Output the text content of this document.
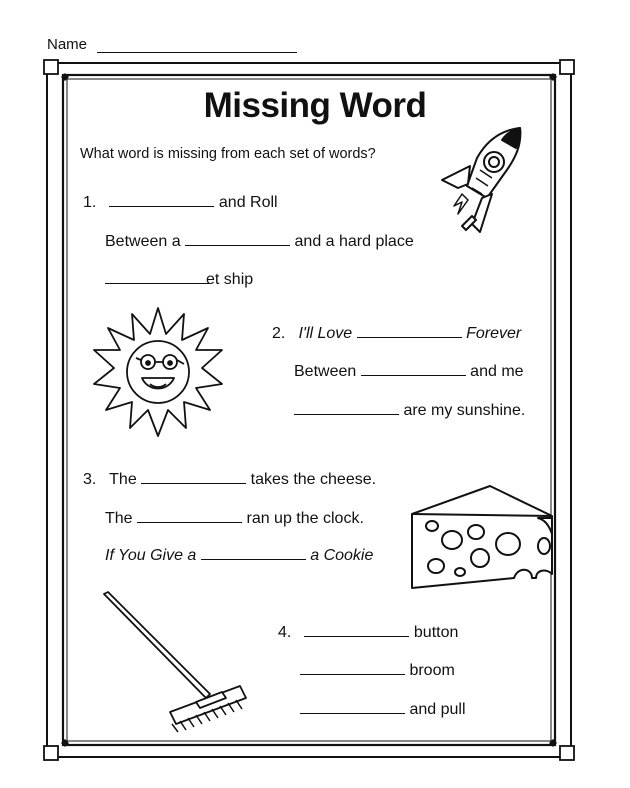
Name
Missing Word
What word is missing from each set of words?
1.	and Roll
Between a	and a hard place
et ship
2. I'll Love	Forever
Between	and me
are my sunshine.
3. The	takes the cheese.
The	ran up the clock.
If You Give a	a Cookie
4.	button
broom
and pull
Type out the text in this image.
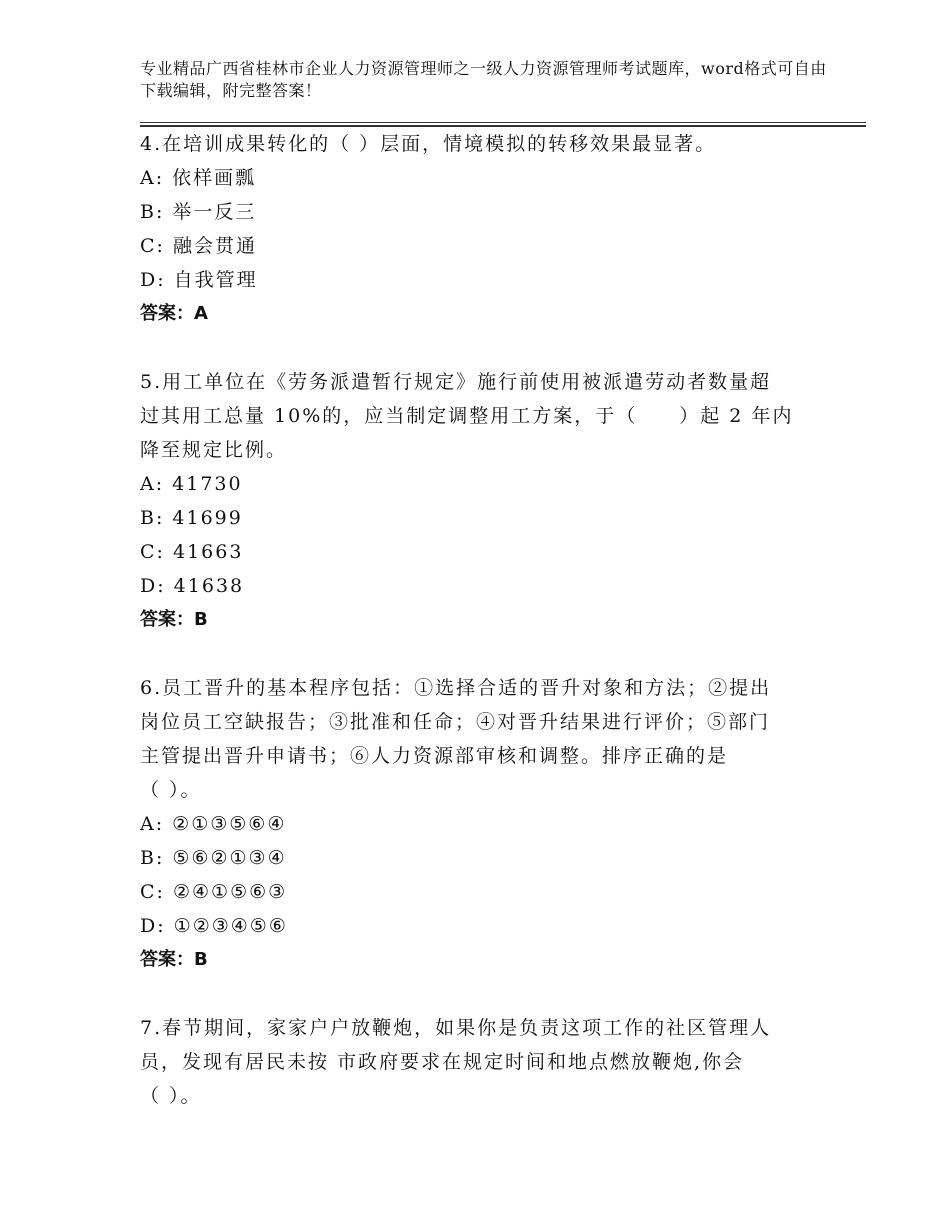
专业精品广西省桂林市企业人力资源管理师之一级人力资源管理师考试题库，word格式可自由下载编辑，附完整答案！

4.在培训成果转化的（ ）层面，情境模拟的转移效果最显著。

A: 依样画瓢

B: 举一反三

C: 融会贯通

D: 自我管理

答案：A

5.用工单位在《劳务派遣暂行规定》施行前使用被派遣劳动者数量超

过其用工总量 10%的，应当制定调整用工方案，于（　　）起 2 年内

降至规定比例。

A: 41730

B: 41699

C: 41663

D: 41638

答案：B

6.员工晋升的基本程序包括：①选择合适的晋升对象和方法；②提出

岗位员工空缺报告；③批准和任命；④对晋升结果进行评价；⑤部门

主管提出晋升申请书；⑥人力资源部审核和调整。排序正确的是

（ ）。

A: ②①③⑤⑥④

B: ⑤⑥②①③④

C: ②④①⑤⑥③

D: ①②③④⑤⑥

答案：B

7.春节期间，家家户户放鞭炮，如果你是负责这项工作的社区管理人

员，发现有居民未按 市政府要求在规定时间和地点燃放鞭炮,你会

（ ）。
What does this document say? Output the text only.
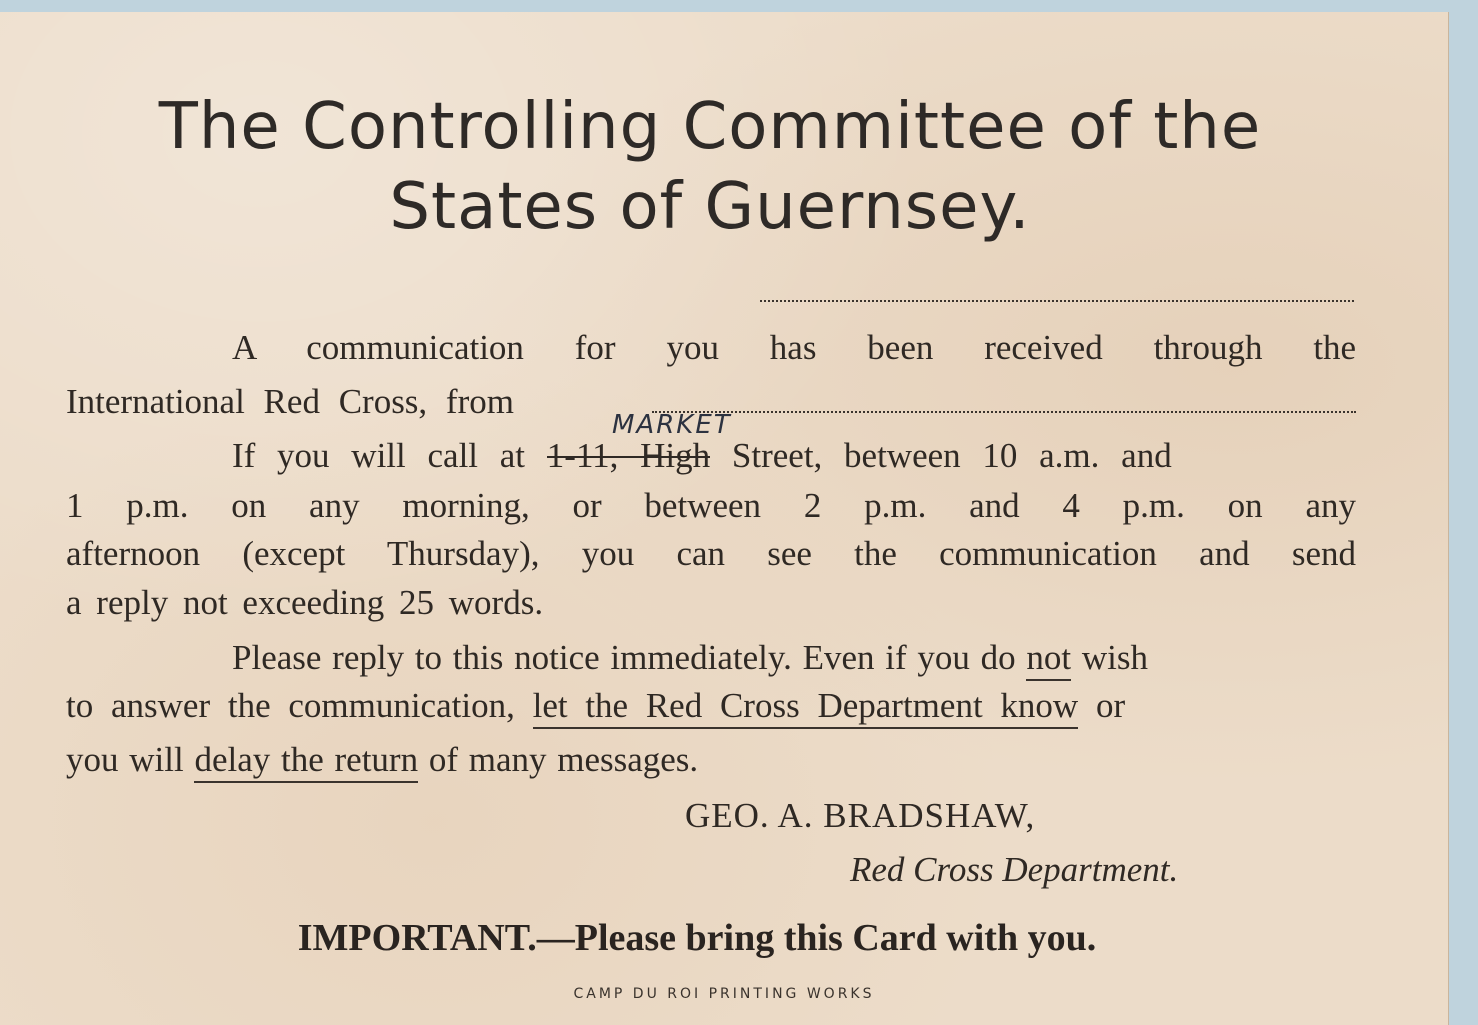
The Controlling Committee of the
States of Guernsey.
A communication for you has been received through the
International Red Cross, from
MARKET
If you will call at 1-11, High Street, between 10 a.m. and
1 p.m. on any morning, or between 2 p.m. and 4 p.m. on any
afternoon (except Thursday), you can see the communication and send
a reply not exceeding 25 words.
Please reply to this notice immediately. Even if you do not wish
to answer the communication, let the Red Cross Department know or
you will delay the return of many messages.
GEO. A. BRADSHAW,
Red Cross Department.
IMPORTANT.—Please bring this Card with you.
CAMP DU ROI PRINTING WORKS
· · · · ·
Identify the lines in the records above that contain the word "What", then state how many there are and nothing more.

# EXPECTED OUTPUT:
2